--- begin ---
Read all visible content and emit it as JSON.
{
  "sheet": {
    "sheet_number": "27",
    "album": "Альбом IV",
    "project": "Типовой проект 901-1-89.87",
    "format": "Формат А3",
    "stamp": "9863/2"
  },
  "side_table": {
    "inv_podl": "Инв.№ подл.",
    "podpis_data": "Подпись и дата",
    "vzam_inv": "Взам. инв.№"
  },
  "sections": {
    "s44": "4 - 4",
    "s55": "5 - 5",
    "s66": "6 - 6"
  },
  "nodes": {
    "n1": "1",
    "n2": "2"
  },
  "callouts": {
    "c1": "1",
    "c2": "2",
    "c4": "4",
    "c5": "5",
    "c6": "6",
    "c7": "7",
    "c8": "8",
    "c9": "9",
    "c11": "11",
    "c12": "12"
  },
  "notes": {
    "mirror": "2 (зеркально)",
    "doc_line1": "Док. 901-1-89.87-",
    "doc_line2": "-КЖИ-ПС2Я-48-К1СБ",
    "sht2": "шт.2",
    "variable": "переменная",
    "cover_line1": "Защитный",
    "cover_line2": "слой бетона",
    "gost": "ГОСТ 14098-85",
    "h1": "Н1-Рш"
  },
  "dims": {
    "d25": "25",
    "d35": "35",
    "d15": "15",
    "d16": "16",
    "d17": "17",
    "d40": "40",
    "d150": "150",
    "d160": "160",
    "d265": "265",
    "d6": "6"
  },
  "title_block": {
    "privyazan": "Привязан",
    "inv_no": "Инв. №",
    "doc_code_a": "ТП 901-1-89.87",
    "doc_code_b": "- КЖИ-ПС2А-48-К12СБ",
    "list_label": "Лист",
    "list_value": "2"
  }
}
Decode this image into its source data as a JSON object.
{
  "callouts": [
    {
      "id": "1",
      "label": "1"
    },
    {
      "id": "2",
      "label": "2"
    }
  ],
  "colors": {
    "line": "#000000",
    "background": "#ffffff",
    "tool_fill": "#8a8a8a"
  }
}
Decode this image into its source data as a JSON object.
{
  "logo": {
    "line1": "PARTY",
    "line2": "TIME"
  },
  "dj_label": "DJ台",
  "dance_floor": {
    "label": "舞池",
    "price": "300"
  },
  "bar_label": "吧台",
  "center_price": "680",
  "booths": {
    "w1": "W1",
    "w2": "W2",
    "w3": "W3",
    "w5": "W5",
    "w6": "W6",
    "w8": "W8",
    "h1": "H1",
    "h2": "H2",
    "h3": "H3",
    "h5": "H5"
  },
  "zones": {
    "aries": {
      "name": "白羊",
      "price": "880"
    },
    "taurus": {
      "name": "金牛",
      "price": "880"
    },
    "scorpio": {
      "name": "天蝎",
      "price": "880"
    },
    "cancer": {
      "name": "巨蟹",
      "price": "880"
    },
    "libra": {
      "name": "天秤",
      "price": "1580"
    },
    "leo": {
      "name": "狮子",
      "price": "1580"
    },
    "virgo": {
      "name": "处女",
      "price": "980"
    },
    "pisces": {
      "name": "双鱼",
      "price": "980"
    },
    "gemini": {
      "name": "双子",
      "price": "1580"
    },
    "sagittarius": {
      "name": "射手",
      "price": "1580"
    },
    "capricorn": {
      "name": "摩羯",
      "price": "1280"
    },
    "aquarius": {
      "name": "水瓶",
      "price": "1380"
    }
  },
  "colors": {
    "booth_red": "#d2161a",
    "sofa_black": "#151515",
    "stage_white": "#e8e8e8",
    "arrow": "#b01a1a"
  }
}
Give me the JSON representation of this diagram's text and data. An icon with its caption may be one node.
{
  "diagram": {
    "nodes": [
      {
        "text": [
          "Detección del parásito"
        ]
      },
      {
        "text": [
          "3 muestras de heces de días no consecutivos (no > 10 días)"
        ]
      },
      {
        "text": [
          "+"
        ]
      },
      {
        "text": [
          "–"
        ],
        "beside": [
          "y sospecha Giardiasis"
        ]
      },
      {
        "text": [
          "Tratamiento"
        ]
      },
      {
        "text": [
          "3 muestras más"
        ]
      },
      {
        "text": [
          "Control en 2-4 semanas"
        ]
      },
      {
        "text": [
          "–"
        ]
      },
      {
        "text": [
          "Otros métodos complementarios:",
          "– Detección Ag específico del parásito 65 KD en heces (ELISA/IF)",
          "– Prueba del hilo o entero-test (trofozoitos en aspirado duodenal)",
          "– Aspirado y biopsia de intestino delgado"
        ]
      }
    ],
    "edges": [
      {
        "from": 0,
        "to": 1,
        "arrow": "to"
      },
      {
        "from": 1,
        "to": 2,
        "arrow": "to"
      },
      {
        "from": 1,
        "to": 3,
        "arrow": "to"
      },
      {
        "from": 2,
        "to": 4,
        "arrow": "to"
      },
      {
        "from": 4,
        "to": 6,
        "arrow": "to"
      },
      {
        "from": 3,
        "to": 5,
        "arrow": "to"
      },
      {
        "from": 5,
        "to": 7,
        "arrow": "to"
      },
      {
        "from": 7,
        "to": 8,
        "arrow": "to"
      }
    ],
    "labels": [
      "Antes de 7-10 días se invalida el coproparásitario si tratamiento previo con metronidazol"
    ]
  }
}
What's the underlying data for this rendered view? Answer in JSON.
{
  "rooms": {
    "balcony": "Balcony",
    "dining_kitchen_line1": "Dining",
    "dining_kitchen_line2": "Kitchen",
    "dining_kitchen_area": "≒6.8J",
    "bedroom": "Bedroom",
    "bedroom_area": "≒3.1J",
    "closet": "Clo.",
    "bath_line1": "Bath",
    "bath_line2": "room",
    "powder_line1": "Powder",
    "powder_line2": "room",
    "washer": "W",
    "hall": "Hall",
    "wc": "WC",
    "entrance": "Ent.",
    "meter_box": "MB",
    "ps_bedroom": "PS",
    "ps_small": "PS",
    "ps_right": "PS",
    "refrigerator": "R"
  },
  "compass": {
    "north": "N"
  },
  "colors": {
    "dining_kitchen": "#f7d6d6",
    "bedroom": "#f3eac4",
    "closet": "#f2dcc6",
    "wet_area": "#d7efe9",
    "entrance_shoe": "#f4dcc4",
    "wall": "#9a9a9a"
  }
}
--- end ---
Goal
Note each line of the entries that has "from" in it, and copy those lines.

Response to the exercise
        "from": 0,
        "from": 1,
        "from": 1,
        "from": 2,
        "from": 4,
        "from": 3,
        "from": 5,
        "from": 7,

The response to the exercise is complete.